start

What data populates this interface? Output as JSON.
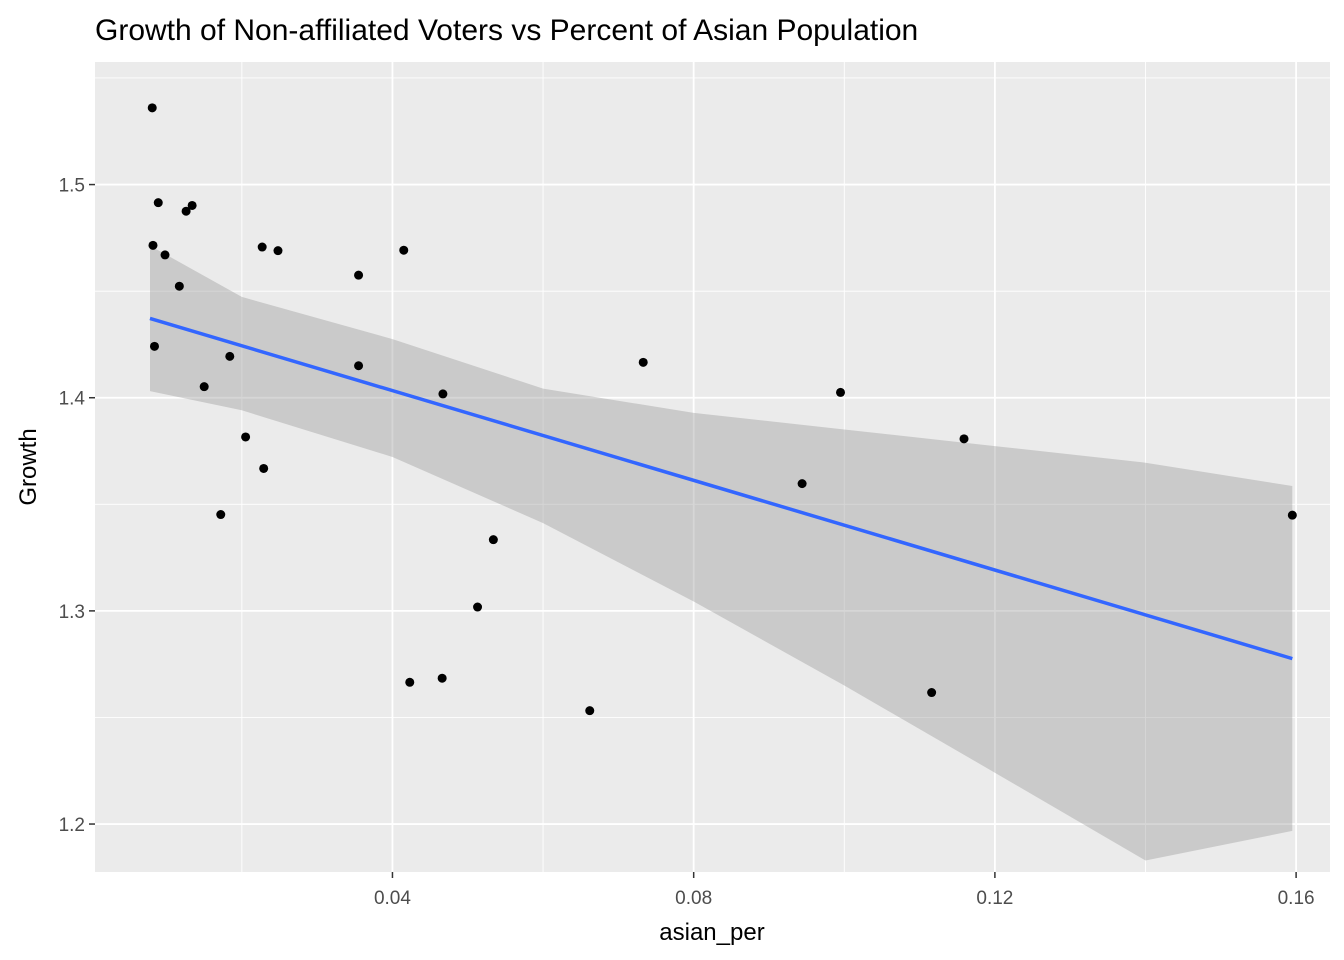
{
  "chart_data": {
    "type": "scatter",
    "title": "Growth of Non-affiliated Voters vs Percent of Asian Population",
    "xlabel": "asian_per",
    "ylabel": "Growth",
    "xlim": [
      0.0005,
      0.1645
    ],
    "ylim": [
      1.1775,
      1.5575
    ],
    "x_ticks": [
      0.04,
      0.08,
      0.12,
      0.16
    ],
    "x_tick_labels": [
      "0.04",
      "0.08",
      "0.12",
      "0.16"
    ],
    "y_ticks": [
      1.2,
      1.3,
      1.4,
      1.5
    ],
    "y_tick_labels": [
      "1.2",
      "1.3",
      "1.4",
      "1.5"
    ],
    "grid": true,
    "points": [
      {
        "x": 0.0081,
        "y": 1.536
      },
      {
        "x": 0.0089,
        "y": 1.4915
      },
      {
        "x": 0.0134,
        "y": 1.4902
      },
      {
        "x": 0.0126,
        "y": 1.4875
      },
      {
        "x": 0.0082,
        "y": 1.4715
      },
      {
        "x": 0.0098,
        "y": 1.467
      },
      {
        "x": 0.0117,
        "y": 1.4523
      },
      {
        "x": 0.0084,
        "y": 1.4241
      },
      {
        "x": 0.0184,
        "y": 1.4194
      },
      {
        "x": 0.015,
        "y": 1.4052
      },
      {
        "x": 0.0227,
        "y": 1.4707
      },
      {
        "x": 0.0248,
        "y": 1.469
      },
      {
        "x": 0.0205,
        "y": 1.3816
      },
      {
        "x": 0.0229,
        "y": 1.3668
      },
      {
        "x": 0.0172,
        "y": 1.3452
      },
      {
        "x": 0.0355,
        "y": 1.4575
      },
      {
        "x": 0.0355,
        "y": 1.415
      },
      {
        "x": 0.0415,
        "y": 1.4692
      },
      {
        "x": 0.0467,
        "y": 1.4018
      },
      {
        "x": 0.0423,
        "y": 1.2665
      },
      {
        "x": 0.0466,
        "y": 1.2684
      },
      {
        "x": 0.0513,
        "y": 1.3018
      },
      {
        "x": 0.0534,
        "y": 1.3334
      },
      {
        "x": 0.0662,
        "y": 1.2532
      },
      {
        "x": 0.0733,
        "y": 1.4166
      },
      {
        "x": 0.0944,
        "y": 1.3597
      },
      {
        "x": 0.0995,
        "y": 1.4025
      },
      {
        "x": 0.1116,
        "y": 1.2617
      },
      {
        "x": 0.1159,
        "y": 1.3807
      },
      {
        "x": 0.1595,
        "y": 1.3449
      }
    ],
    "fit": {
      "method": "linear",
      "line": {
        "x": [
          0.0078,
          0.1595
        ],
        "y": [
          1.4372,
          1.2776
        ]
      },
      "band": {
        "x": [
          0.0078,
          0.02,
          0.04,
          0.06,
          0.08,
          0.1,
          0.12,
          0.14,
          0.1595
        ],
        "lower": [
          1.4031,
          1.3941,
          1.3722,
          1.3412,
          1.3044,
          1.265,
          1.2241,
          1.1829,
          1.1968
        ],
        "upper": [
          1.4713,
          1.4473,
          1.4275,
          1.4043,
          1.3929,
          1.3851,
          1.3773,
          1.3695,
          1.3586
        ]
      }
    },
    "colors": {
      "panel": "#ebebeb",
      "grid_major": "#ffffff",
      "points": "#000000",
      "fit_line": "#3366ff",
      "band": "#999999"
    }
  }
}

end

- **Task**
Copy every line above in which the string "Growth" shows up.

- **Expected answer**
    "title": "Growth of Non-affiliated Voters vs Percent of Asian Population",
    "ylabel": "Growth",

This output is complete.